[start]

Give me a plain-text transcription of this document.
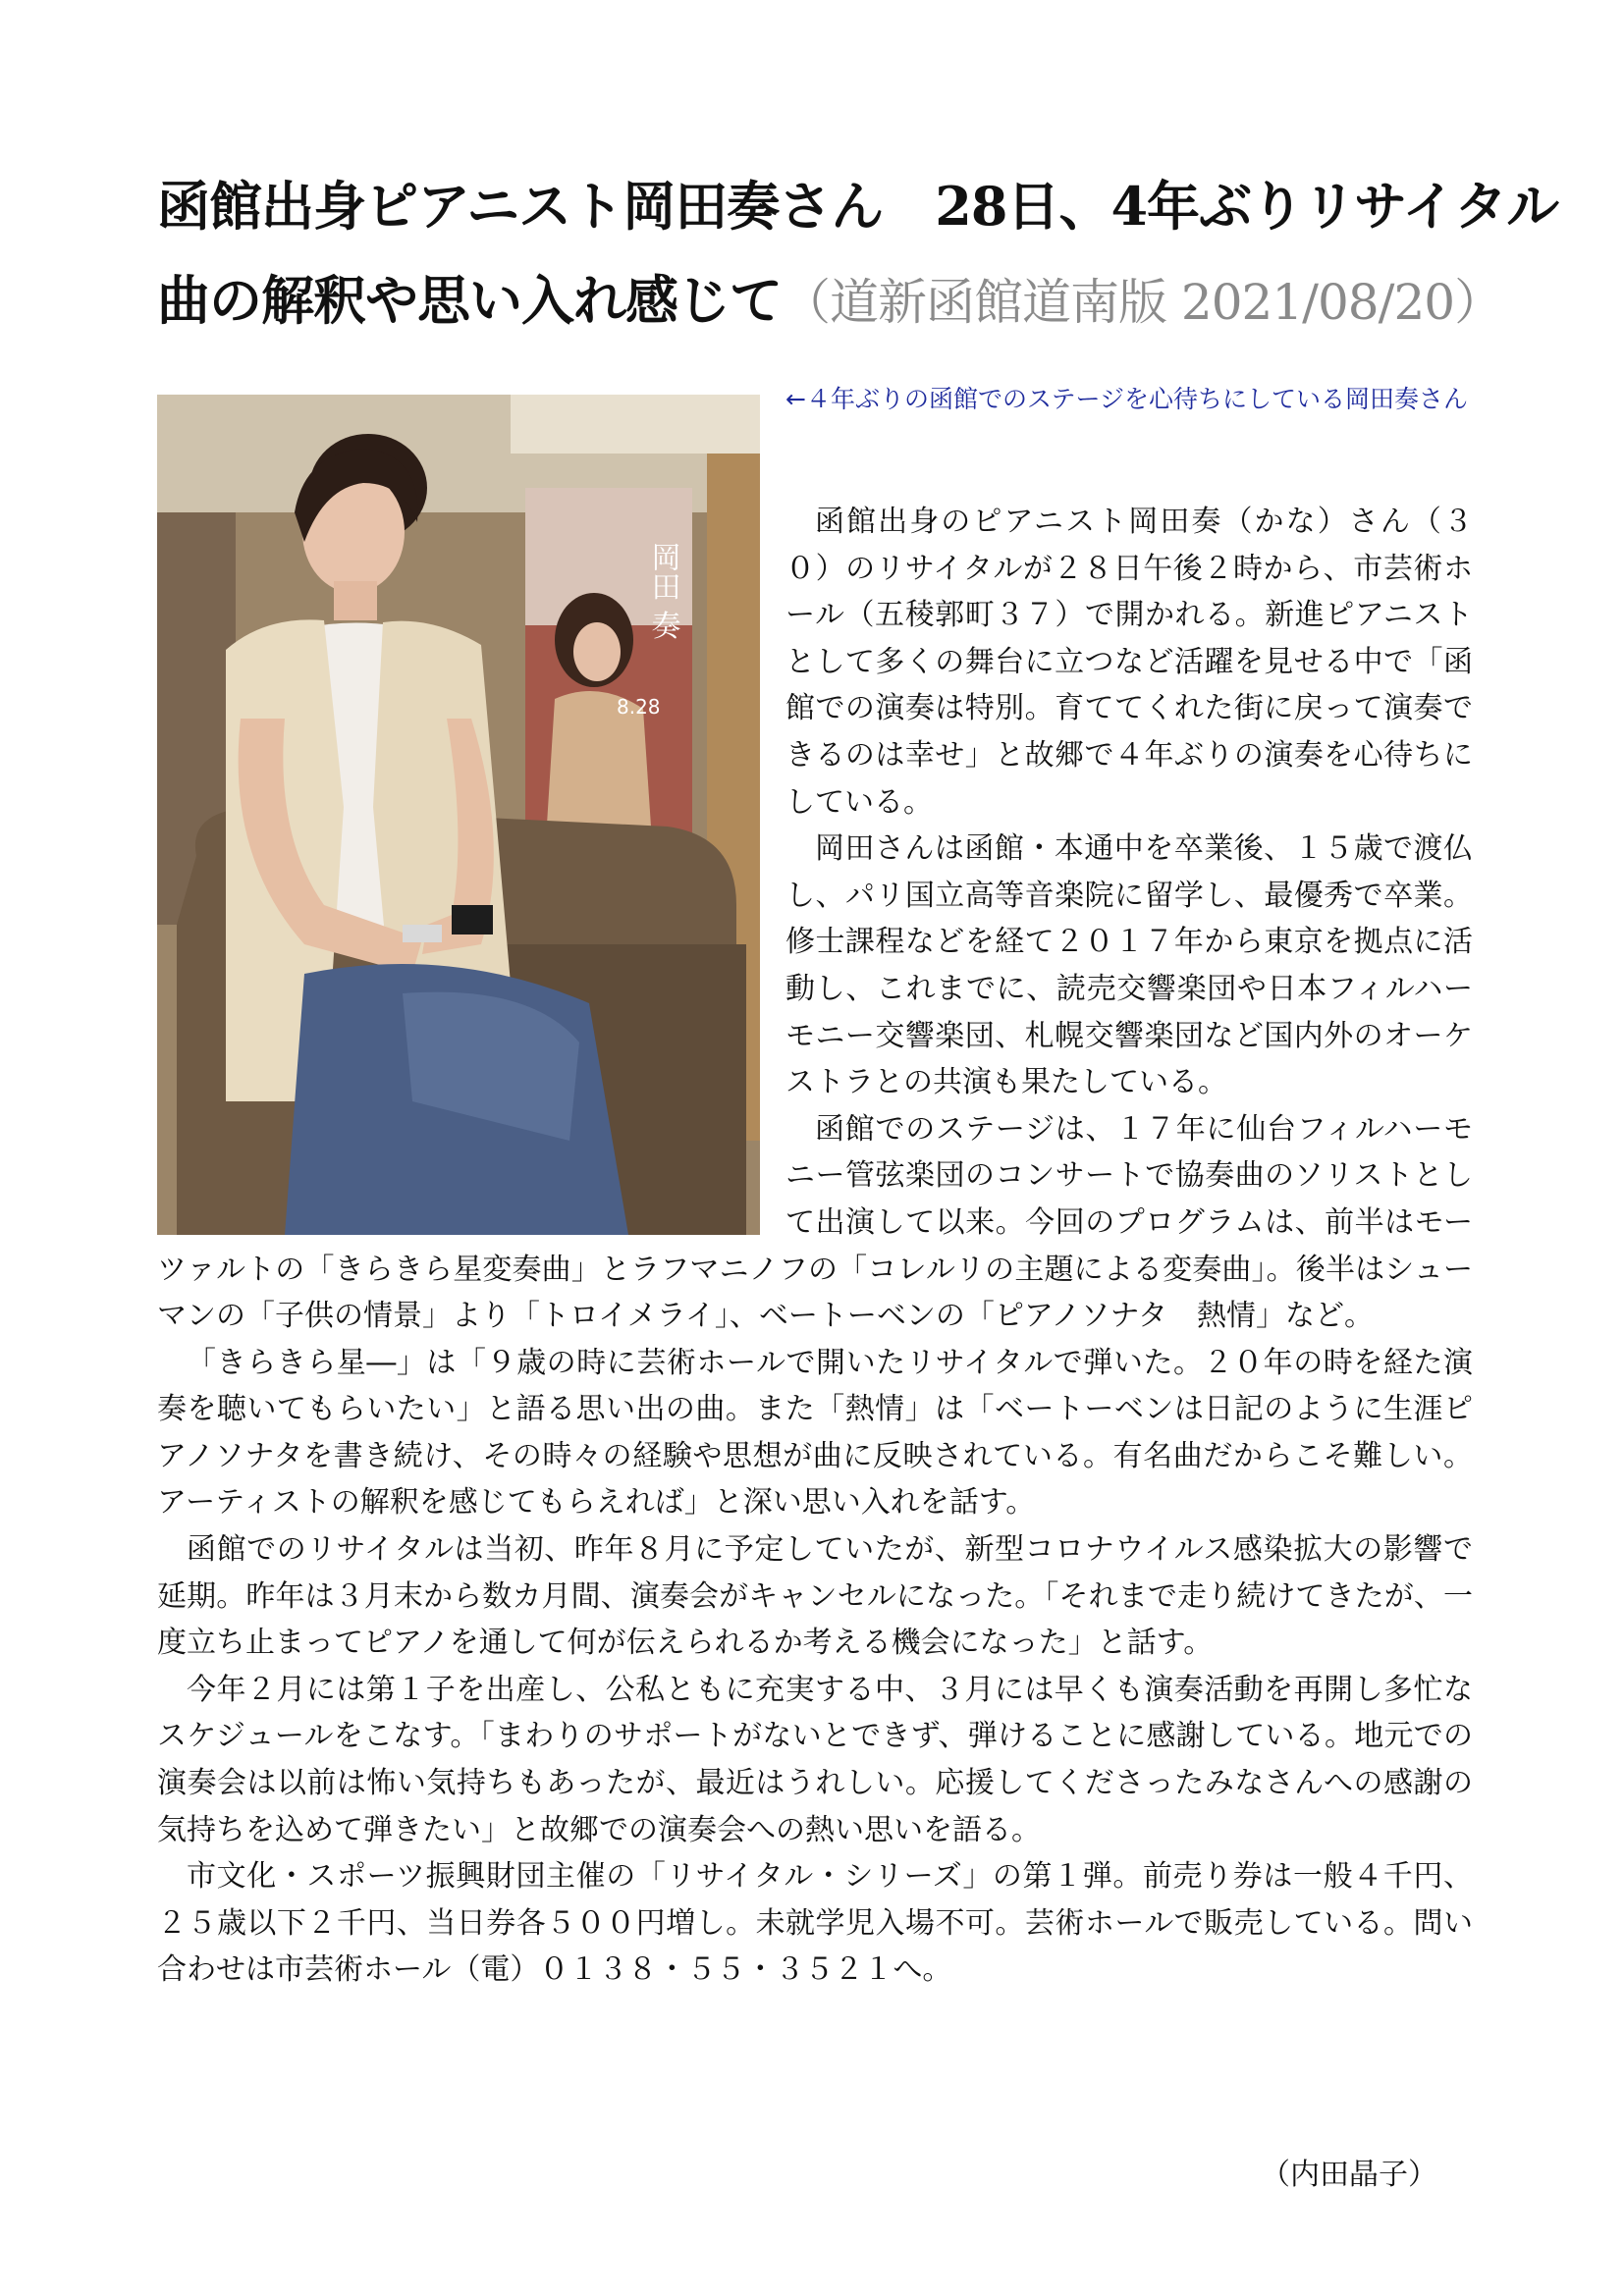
函館出身ピアニスト岡田奏さん　28日、4年ぶりリサイタル
曲の解釈や思い入れ感じて（道新函館道南版 2021/08/20）
岡田 奏
8.28
←４年ぶりの函館でのステージを心待ちにしている岡田奏さん

函館出身のピアニスト岡田奏（かな）さん（３０）のリサイタルが２８日午後２時から、市芸術ホール（五稜郭町３７）で開かれる。新進ピアニストとして多くの舞台に立つなど活躍を見せる中で「函館での演奏は特別。育ててくれた街に戻って演奏できるのは幸せ」と故郷で４年ぶりの演奏を心待ちにしている。

岡田さんは函館・本通中を卒業後、１５歳で渡仏し、パリ国立高等音楽院に留学し、最優秀で卒業。修士課程などを経て２０１７年から東京を拠点に活動し、これまでに、読売交響楽団や日本フィルハーモニー交響楽団、札幌交響楽団など国内外のオーケストラとの共演も果たしている。

函館でのステージは、１７年に仙台フィルハーモニー管弦楽団のコンサートで協奏曲のソリストとして出演して以来。今回のプログラムは、前半はモーツァルトの「きらきら星変奏曲」とラフマニノフの「コレルリの主題による変奏曲」。後半はシューマンの「子供の情景」より「トロイメライ」、ベートーベンの「ピアノソナタ　熱情」など。

「きらきら星―」は「９歳の時に芸術ホールで開いたリサイタルで弾いた。２０年の時を経た演奏を聴いてもらいたい」と語る思い出の曲。また「熱情」は「ベートーベンは日記のように生涯ピアノソナタを書き続け、その時々の経験や思想が曲に反映されている。有名曲だからこそ難しい。アーティストの解釈を感じてもらえれば」と深い思い入れを話す。

函館でのリサイタルは当初、昨年８月に予定していたが、新型コロナウイルス感染拡大の影響で延期。昨年は３月末から数カ月間、演奏会がキャンセルになった。「それまで走り続けてきたが、一度立ち止まってピアノを通して何が伝えられるか考える機会になった」と話す。

今年２月には第１子を出産し、公私ともに充実する中、３月には早くも演奏活動を再開し多忙なスケジュールをこなす。「まわりのサポートがないとできず、弾けることに感謝している。地元での演奏会は以前は怖い気持ちもあったが、最近はうれしい。応援してくださったみなさんへの感謝の気持ちを込めて弾きたい」と故郷での演奏会への熱い思いを語る。

市文化・スポーツ振興財団主催の「リサイタル・シリーズ」の第１弾。前売り券は一般４千円、２５歳以下２千円、当日券各５００円増し。未就学児入場不可。芸術ホールで販売している。問い合わせは市芸術ホール（電）０１３８・５５・３５２１へ。

（内田晶子）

[end]

TASK GOAL: Quote every record above exactly, leaving out any pictures.

FINAL RESULT:
Give me a plain-text transcription of this document.
函館出身ピアニスト岡田奏さん　28日、4年ぶりリサイタル
曲の解釈や思い入れ感じて（道新函館道南版 2021/08/20）
岡田 奏
8.28
←４年ぶりの函館でのステージを心待ちにしている岡田奏さん

函館出身のピアニスト岡田奏（かな）さん（３０）のリサイタルが２８日午後２時から、市芸術ホール（五稜郭町３７）で開かれる。新進ピアニストとして多くの舞台に立つなど活躍を見せる中で「函館での演奏は特別。育ててくれた街に戻って演奏できるのは幸せ」と故郷で４年ぶりの演奏を心待ちにしている。

岡田さんは函館・本通中を卒業後、１５歳で渡仏し、パリ国立高等音楽院に留学し、最優秀で卒業。修士課程などを経て２０１７年から東京を拠点に活動し、これまでに、読売交響楽団や日本フィルハーモニー交響楽団、札幌交響楽団など国内外のオーケストラとの共演も果たしている。

函館でのステージは、１７年に仙台フィルハーモニー管弦楽団のコンサートで協奏曲のソリストとして出演して以来。今回のプログラムは、前半はモーツァルトの「きらきら星変奏曲」とラフマニノフの「コレルリの主題による変奏曲」。後半はシューマンの「子供の情景」より「トロイメライ」、ベートーベンの「ピアノソナタ　熱情」など。

「きらきら星―」は「９歳の時に芸術ホールで開いたリサイタルで弾いた。２０年の時を経た演奏を聴いてもらいたい」と語る思い出の曲。また「熱情」は「ベートーベンは日記のように生涯ピアノソナタを書き続け、その時々の経験や思想が曲に反映されている。有名曲だからこそ難しい。アーティストの解釈を感じてもらえれば」と深い思い入れを話す。

函館でのリサイタルは当初、昨年８月に予定していたが、新型コロナウイルス感染拡大の影響で延期。昨年は３月末から数カ月間、演奏会がキャンセルになった。「それまで走り続けてきたが、一度立ち止まってピアノを通して何が伝えられるか考える機会になった」と話す。

今年２月には第１子を出産し、公私ともに充実する中、３月には早くも演奏活動を再開し多忙なスケジュールをこなす。「まわりのサポートがないとできず、弾けることに感謝している。地元での演奏会は以前は怖い気持ちもあったが、最近はうれしい。応援してくださったみなさんへの感謝の気持ちを込めて弾きたい」と故郷での演奏会への熱い思いを語る。

市文化・スポーツ振興財団主催の「リサイタル・シリーズ」の第１弾。前売り券は一般４千円、２５歳以下２千円、当日券各５００円増し。未就学児入場不可。芸術ホールで販売している。問い合わせは市芸術ホール（電）０１３８・５５・３５２１へ。

（内田晶子）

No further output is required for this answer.